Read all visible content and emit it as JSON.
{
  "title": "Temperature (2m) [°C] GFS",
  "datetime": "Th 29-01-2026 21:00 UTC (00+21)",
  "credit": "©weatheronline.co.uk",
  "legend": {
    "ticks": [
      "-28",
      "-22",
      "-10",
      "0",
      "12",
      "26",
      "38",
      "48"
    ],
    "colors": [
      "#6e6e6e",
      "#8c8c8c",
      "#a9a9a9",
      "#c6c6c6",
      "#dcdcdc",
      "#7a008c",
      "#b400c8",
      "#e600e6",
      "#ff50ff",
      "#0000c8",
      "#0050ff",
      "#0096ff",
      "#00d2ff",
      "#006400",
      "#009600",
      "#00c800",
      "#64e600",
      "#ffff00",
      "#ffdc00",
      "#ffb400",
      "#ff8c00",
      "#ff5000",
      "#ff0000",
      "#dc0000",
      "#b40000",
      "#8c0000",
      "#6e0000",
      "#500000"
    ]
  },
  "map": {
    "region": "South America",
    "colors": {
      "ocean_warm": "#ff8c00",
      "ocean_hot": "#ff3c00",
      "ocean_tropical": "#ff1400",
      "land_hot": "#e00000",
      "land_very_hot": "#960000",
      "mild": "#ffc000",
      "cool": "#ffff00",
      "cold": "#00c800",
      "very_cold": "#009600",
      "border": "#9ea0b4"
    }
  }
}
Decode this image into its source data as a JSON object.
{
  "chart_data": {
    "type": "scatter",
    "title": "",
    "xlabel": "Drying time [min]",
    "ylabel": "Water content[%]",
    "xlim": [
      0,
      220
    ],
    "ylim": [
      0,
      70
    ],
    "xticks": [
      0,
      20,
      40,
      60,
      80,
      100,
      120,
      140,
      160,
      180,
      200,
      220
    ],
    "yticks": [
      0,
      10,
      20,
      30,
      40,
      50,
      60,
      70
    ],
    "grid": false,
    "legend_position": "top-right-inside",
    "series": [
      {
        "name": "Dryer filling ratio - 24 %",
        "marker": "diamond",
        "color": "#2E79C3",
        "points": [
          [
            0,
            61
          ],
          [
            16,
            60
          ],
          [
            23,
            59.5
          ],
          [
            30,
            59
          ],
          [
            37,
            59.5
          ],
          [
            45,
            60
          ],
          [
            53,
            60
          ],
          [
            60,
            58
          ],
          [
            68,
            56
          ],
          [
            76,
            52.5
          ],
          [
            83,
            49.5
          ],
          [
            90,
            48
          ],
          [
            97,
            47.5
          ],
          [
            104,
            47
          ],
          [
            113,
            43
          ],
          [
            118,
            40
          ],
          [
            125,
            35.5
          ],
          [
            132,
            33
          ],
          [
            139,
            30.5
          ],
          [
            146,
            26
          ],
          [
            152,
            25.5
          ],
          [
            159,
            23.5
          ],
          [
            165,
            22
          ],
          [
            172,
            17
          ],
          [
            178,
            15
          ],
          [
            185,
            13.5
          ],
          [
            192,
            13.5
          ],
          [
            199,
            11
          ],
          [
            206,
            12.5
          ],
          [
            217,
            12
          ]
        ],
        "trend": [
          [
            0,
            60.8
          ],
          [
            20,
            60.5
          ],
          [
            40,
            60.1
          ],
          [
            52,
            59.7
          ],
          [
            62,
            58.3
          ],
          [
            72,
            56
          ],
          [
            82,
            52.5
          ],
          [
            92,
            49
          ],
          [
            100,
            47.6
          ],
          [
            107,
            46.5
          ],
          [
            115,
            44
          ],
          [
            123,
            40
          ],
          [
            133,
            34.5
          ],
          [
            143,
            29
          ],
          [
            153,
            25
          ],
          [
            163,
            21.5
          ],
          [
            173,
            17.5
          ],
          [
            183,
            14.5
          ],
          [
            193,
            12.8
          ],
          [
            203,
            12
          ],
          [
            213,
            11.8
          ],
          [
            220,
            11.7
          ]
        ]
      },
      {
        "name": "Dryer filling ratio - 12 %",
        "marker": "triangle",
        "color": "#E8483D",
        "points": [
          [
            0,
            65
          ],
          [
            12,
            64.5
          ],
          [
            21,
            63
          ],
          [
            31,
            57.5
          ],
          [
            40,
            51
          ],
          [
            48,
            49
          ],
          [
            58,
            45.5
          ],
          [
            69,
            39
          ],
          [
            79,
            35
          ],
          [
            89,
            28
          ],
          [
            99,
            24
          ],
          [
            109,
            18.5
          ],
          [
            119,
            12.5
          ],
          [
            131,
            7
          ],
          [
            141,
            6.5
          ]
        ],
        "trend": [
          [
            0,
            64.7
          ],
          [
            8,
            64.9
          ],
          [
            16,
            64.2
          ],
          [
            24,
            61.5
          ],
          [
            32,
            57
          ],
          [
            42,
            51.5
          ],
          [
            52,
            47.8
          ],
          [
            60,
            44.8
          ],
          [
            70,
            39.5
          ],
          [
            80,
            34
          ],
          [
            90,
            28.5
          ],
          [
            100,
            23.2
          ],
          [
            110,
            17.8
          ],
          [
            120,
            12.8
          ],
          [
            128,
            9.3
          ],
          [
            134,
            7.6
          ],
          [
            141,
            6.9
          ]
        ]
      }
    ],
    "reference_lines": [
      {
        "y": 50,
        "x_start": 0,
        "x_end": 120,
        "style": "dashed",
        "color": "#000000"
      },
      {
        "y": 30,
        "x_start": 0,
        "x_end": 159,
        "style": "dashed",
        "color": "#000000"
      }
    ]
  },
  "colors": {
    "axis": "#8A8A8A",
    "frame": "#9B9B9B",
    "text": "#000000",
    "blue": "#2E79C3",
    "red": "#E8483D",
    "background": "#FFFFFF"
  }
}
----
> [Prompt]: Select all lines with the word "JSON" from the entries above.

> [Final answer]:
Read all visible content and emit it as JSON.
Decode this image into its source data as a JSON object.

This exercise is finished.